### Exercise
Write every line out verbatim and omit the pictures.

[Structured figure records]
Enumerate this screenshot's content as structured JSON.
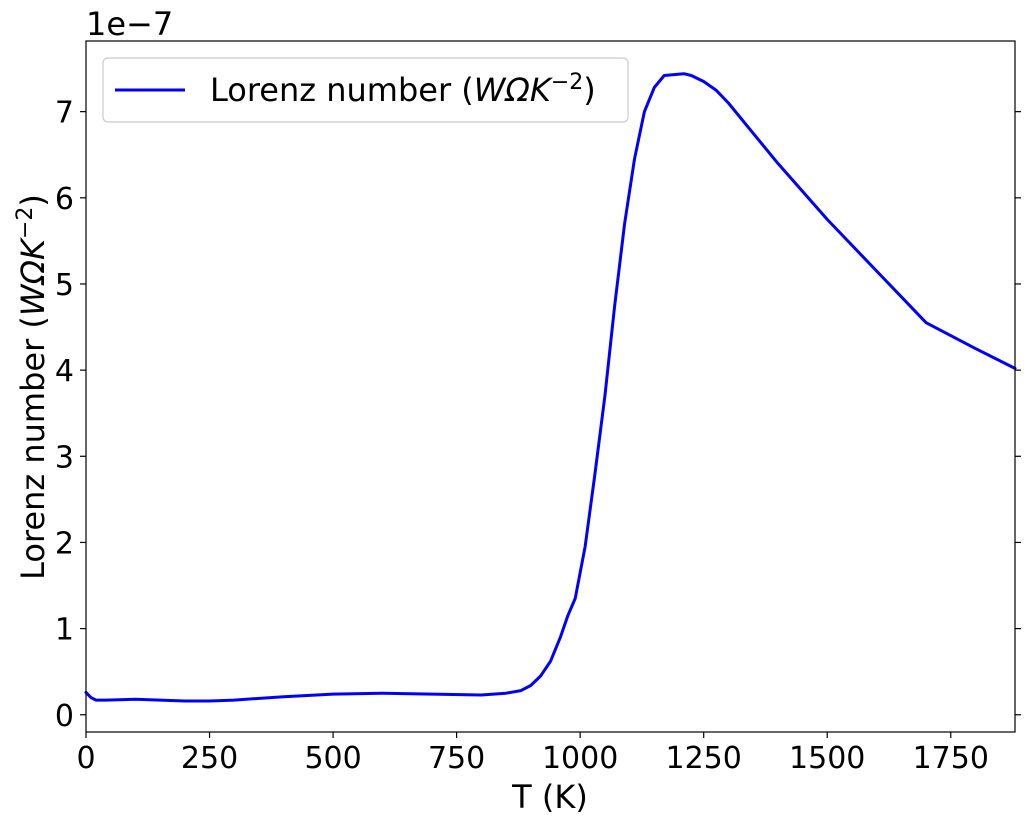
{
  "chart_data": {
    "type": "line",
    "offset_text": "1e−7",
    "xlabel": "T (K)",
    "ylabel_main": "Lorenz number (",
    "ylabel_math": "WΩK",
    "ylabel_exp": "−2",
    "ylabel_close": ")",
    "xlim": [
      0,
      1880
    ],
    "ylim": [
      -0.2,
      7.82
    ],
    "xticks": [
      0,
      250,
      500,
      750,
      1000,
      1250,
      1500,
      1750
    ],
    "xtick_labels": [
      "0",
      "250",
      "500",
      "750",
      "1000",
      "1250",
      "1500",
      "1750"
    ],
    "yticks": [
      0,
      1,
      2,
      3,
      4,
      5,
      6,
      7
    ],
    "ytick_labels": [
      "0",
      "1",
      "2",
      "3",
      "4",
      "5",
      "6",
      "7"
    ],
    "legend": {
      "position": "upper-left",
      "label_main": "Lorenz number (",
      "label_math": "WΩK",
      "label_exp": "−2",
      "label_close": ")"
    },
    "series": [
      {
        "name": "Lorenz number (WΩK−2)",
        "color": "#0000ff",
        "x": [
          0,
          10,
          20,
          40,
          100,
          150,
          200,
          250,
          300,
          400,
          500,
          600,
          700,
          800,
          850,
          880,
          900,
          920,
          940,
          960,
          975,
          990,
          1010,
          1030,
          1050,
          1070,
          1090,
          1110,
          1130,
          1150,
          1170,
          1190,
          1210,
          1225,
          1250,
          1275,
          1300,
          1350,
          1400,
          1500,
          1600,
          1700,
          1800,
          1880
        ],
        "values": [
          0.26,
          0.2,
          0.17,
          0.17,
          0.18,
          0.17,
          0.16,
          0.16,
          0.17,
          0.21,
          0.24,
          0.25,
          0.24,
          0.23,
          0.25,
          0.28,
          0.34,
          0.45,
          0.62,
          0.9,
          1.15,
          1.35,
          1.95,
          2.8,
          3.7,
          4.75,
          5.7,
          6.45,
          7.0,
          7.28,
          7.42,
          7.43,
          7.44,
          7.42,
          7.35,
          7.25,
          7.1,
          6.75,
          6.4,
          5.75,
          5.15,
          4.55,
          4.25,
          4.02
        ]
      }
    ]
  }
}
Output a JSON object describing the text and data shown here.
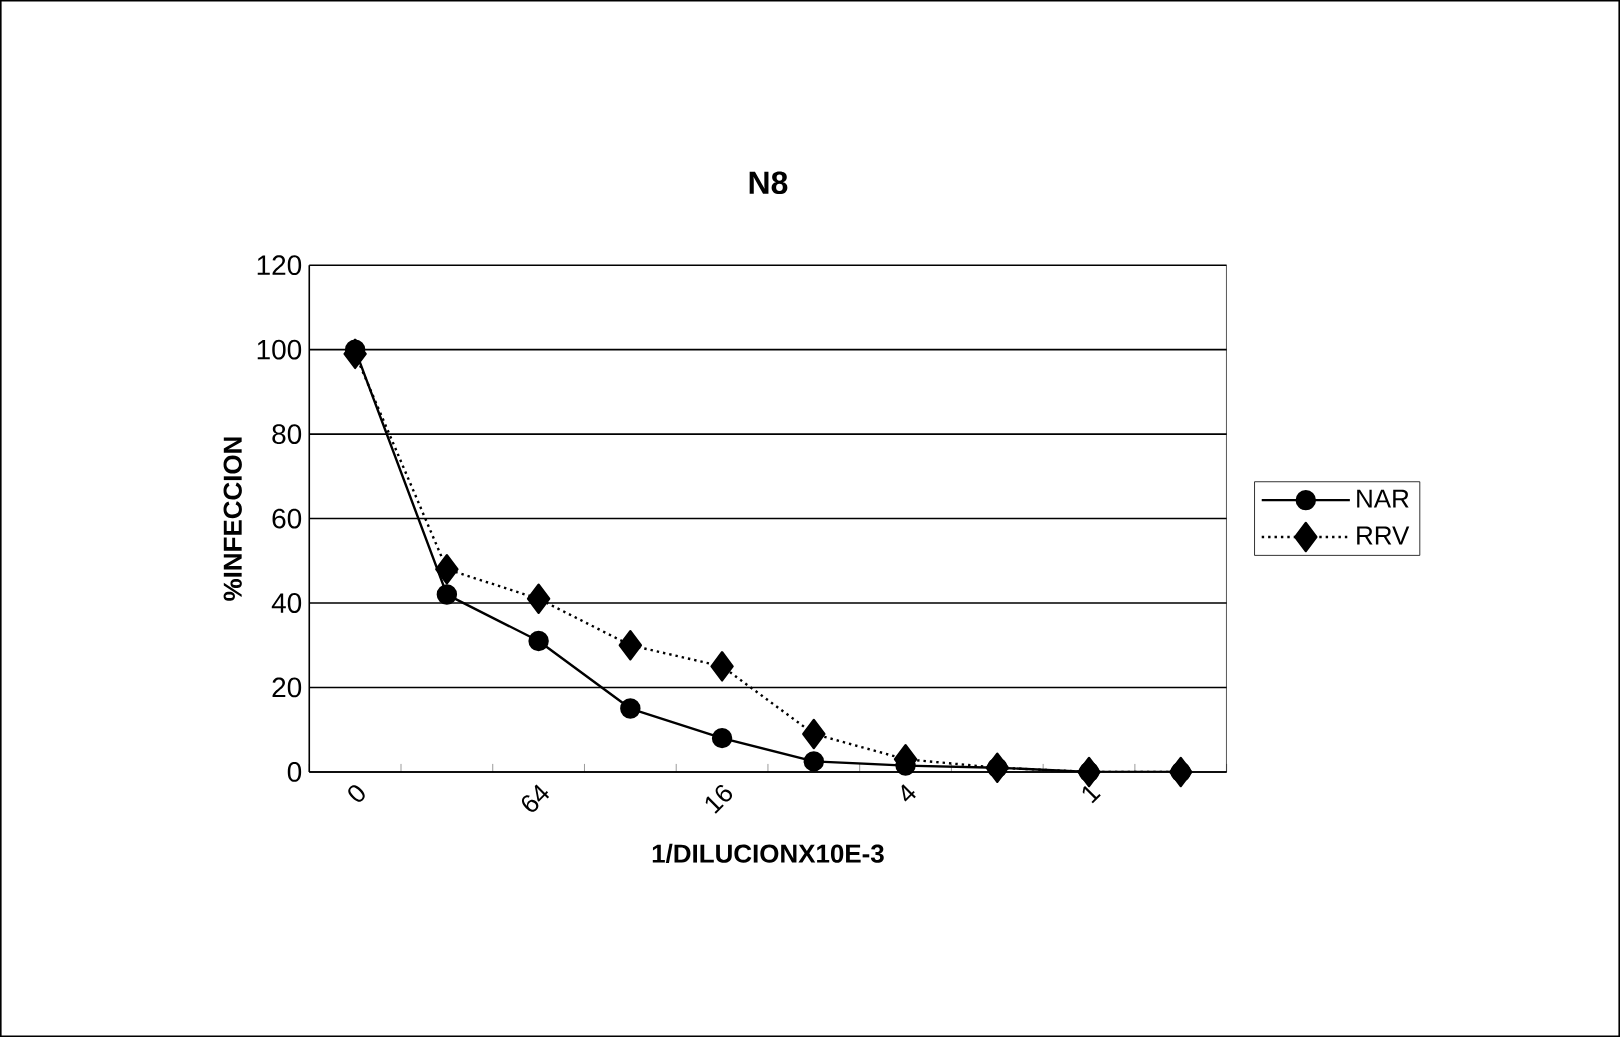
{
  "chart_data": {
    "type": "line",
    "title": "N8",
    "xlabel": "1/DILUCIONX10E-3",
    "ylabel": "%INFECCION",
    "categories": [
      "0",
      null,
      "64",
      null,
      "16",
      null,
      "4",
      null,
      "1",
      null
    ],
    "series": [
      {
        "name": "NAR",
        "color": "#000000",
        "marker": "circle",
        "line_style": "solid",
        "values": [
          100,
          42,
          31,
          15,
          8,
          2.5,
          1.5,
          1,
          0,
          0
        ]
      },
      {
        "name": "RRV",
        "color": "#000000",
        "marker": "diamond",
        "line_style": "dotted",
        "values": [
          99,
          48,
          41,
          30,
          25,
          9,
          3,
          1,
          0,
          0
        ]
      }
    ],
    "ylim": [
      0,
      120
    ],
    "yticks": [
      0,
      20,
      40,
      60,
      80,
      100,
      120
    ],
    "grid": "y",
    "legend": "right"
  }
}
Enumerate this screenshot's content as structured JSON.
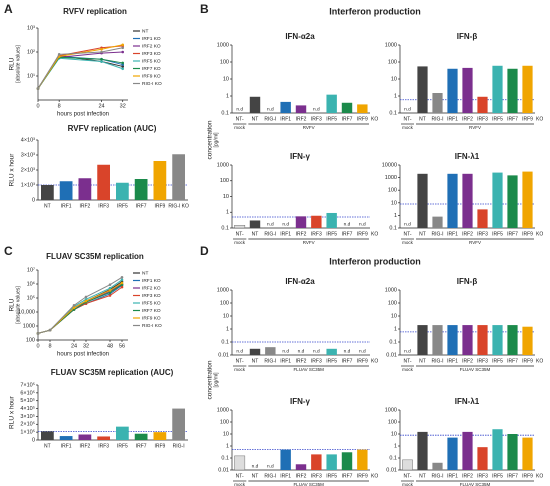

### Result for this exercise
Enumerate this screenshot's content as structured JSON.
{
  "chart_data": {
    "type": "line",
    "offset_text": "1e−7",
    "xlabel": "T (K)",
    "ylabel_main": "Lorenz number (",
    "ylabel_math": "WΩK",
    "ylabel_exp": "−2",
    "ylabel_close": ")",
    "xlim": [
      0,
      1880
    ],
    "ylim": [
      -0.2,
      7.82
    ],
    "xticks": [
      0,
      250,
      500,
      750,
      1000,
      1250,
      1500,
      1750
    ],
    "xtick_labels": [
      "0",
      "250",
      "500",
      "750",
      "1000",
      "1250",
      "1500",
      "1750"
    ],
    "yticks": [
      0,
      1,
      2,
      3,
      4,
      5,
      6,
      7
    ],
    "ytick_labels": [
      "0",
      "1",
      "2",
      "3",
      "4",
      "5",
      "6",
      "7"
    ],
    "legend": {
      "position": "upper-left",
      "label_main": "Lorenz number (",
      "label_math": "WΩK",
      "label_exp": "−2",
      "label_close": ")"
    },
    "series": [
      {
        "name": "Lorenz number (WΩK−2)",
        "color": "#0000ff",
        "x": [
          0,
          10,
          20,
          40,
          100,
          150,
          200,
          250,
          300,
          400,
          500,
          600,
          700,
          800,
          850,
          880,
          900,
          920,
          940,
          960,
          975,
          990,
          1010,
          1030,
          1050,
          1070,
          1090,
          1110,
          1130,
          1150,
          1170,
          1190,
          1210,
          1225,
          1250,
          1275,
          1300,
          1350,
          1400,
          1500,
          1600,
          1700,
          1800,
          1880
        ],
        "values": [
          0.26,
          0.2,
          0.17,
          0.17,
          0.18,
          0.17,
          0.16,
          0.16,
          0.17,
          0.21,
          0.24,
          0.25,
          0.24,
          0.23,
          0.25,
          0.28,
          0.34,
          0.45,
          0.62,
          0.9,
          1.15,
          1.35,
          1.95,
          2.8,
          3.7,
          4.75,
          5.7,
          6.45,
          7.0,
          7.28,
          7.42,
          7.43,
          7.44,
          7.42,
          7.35,
          7.25,
          7.1,
          6.75,
          6.4,
          5.75,
          5.15,
          4.55,
          4.25,
          4.02
        ]
      }
    ]
  }
}
Output a JSON object describing the text and data shown here.
{
  "chart_data": {
    "type": "line",
    "title": "N8",
    "xlabel": "1/DILUCIONX10E-3",
    "ylabel": "%INFECCION",
    "categories": [
      "0",
      null,
      "64",
      null,
      "16",
      null,
      "4",
      null,
      "1",
      null
    ],
    "series": [
      {
        "name": "NAR",
        "color": "#000000",
        "marker": "circle",
        "line_style": "solid",
        "values": [
          100,
          42,
          31,
          15,
          8,
          2.5,
          1.5,
          1,
          0,
          0
        ]
      },
      {
        "name": "RRV",
        "color": "#000000",
        "marker": "diamond",
        "line_style": "dotted",
        "values": [
          99,
          48,
          41,
          30,
          25,
          9,
          3,
          1,
          0,
          0
        ]
      }
    ],
    "ylim": [
      0,
      120
    ],
    "yticks": [
      0,
      20,
      40,
      60,
      80,
      100,
      120
    ],
    "grid": "y",
    "legend": "right"
  }
}
Enumerate this screenshot's content as structured JSON.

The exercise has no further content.